** Goal **
Of all the lines in the material, how many include the word "text"? Reply with the number alone.

** Data shown **
⁂
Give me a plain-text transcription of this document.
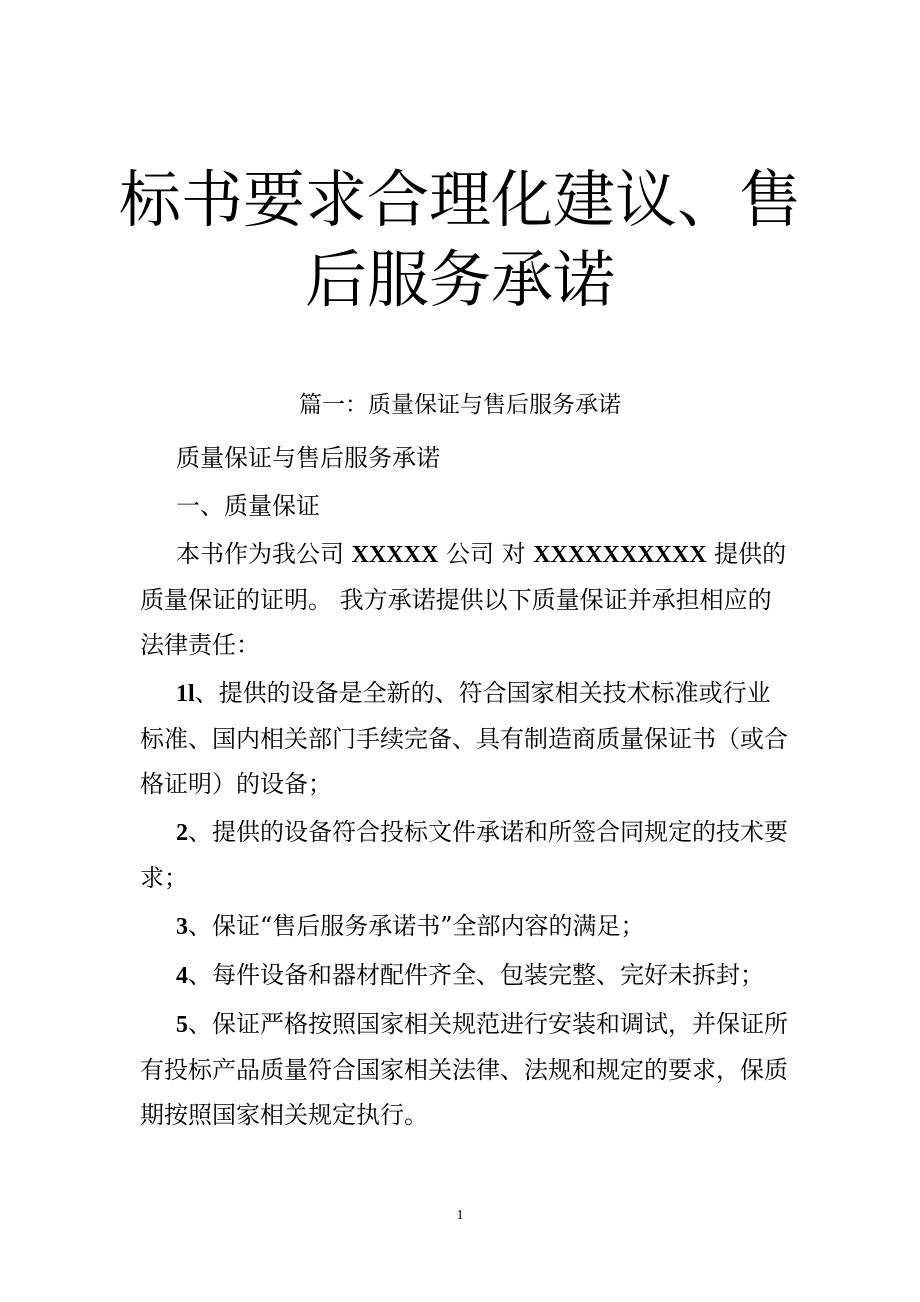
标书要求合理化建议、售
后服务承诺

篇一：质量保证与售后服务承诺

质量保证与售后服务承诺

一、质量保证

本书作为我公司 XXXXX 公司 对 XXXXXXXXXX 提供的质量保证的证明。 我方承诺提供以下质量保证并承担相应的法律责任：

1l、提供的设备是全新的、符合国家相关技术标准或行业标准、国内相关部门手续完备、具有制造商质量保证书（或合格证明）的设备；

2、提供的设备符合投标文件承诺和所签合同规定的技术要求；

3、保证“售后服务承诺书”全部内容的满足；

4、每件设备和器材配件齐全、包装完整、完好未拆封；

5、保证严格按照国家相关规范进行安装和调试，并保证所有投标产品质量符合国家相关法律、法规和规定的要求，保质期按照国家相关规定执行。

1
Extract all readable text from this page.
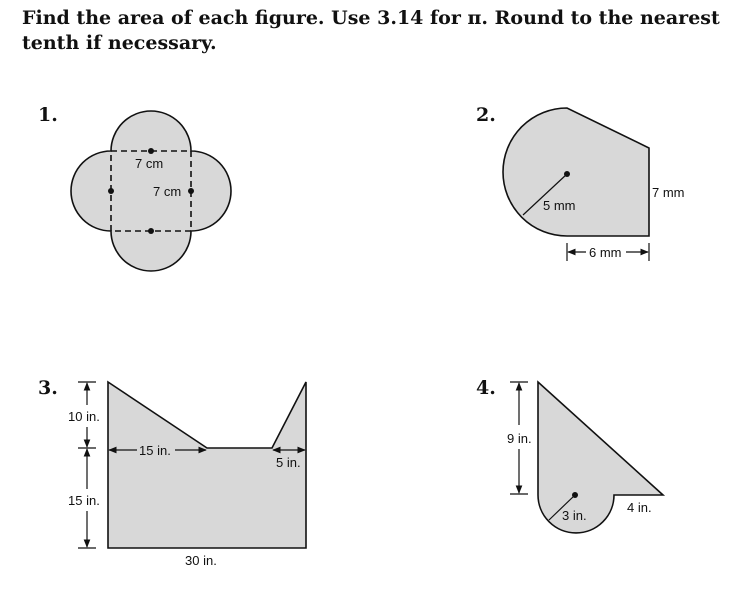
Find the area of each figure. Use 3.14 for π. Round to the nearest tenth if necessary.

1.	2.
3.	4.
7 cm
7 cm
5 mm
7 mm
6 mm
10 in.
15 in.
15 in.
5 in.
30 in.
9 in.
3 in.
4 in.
⁂
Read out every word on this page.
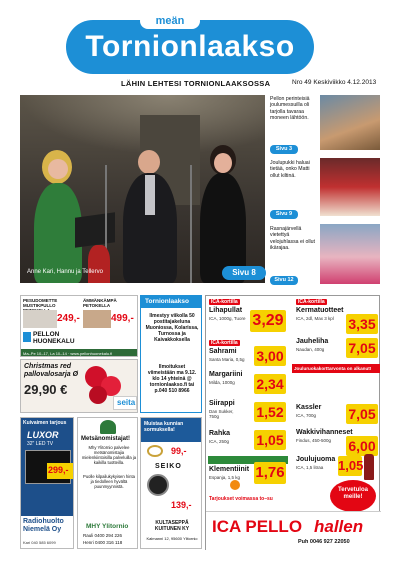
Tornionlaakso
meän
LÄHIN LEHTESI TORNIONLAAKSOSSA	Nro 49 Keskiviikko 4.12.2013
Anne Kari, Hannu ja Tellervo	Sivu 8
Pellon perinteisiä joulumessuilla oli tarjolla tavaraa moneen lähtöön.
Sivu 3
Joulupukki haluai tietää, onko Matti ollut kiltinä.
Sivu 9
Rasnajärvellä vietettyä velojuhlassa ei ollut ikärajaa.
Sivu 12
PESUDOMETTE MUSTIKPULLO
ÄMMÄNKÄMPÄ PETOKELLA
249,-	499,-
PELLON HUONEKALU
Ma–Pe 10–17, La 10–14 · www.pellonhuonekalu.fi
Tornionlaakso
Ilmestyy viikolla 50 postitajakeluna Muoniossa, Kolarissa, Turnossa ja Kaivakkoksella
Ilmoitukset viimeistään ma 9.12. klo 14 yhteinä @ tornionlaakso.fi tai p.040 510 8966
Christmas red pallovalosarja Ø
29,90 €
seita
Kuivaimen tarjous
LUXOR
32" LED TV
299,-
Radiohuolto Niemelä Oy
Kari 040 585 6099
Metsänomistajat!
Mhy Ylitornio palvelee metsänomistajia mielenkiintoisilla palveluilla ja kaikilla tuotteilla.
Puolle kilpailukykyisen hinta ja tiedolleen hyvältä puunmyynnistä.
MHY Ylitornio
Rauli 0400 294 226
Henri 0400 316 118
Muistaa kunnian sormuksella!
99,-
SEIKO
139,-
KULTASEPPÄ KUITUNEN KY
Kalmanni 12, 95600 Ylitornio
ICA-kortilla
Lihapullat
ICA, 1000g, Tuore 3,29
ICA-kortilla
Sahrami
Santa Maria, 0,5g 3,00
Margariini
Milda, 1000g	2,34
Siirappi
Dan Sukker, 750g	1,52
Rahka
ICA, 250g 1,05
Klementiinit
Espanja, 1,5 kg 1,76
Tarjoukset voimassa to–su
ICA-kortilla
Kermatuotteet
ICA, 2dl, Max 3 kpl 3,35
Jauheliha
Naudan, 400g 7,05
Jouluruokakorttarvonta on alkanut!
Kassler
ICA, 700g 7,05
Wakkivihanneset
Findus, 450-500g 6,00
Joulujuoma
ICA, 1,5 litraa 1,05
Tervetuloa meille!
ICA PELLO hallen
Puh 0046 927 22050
⁂
** Response **
2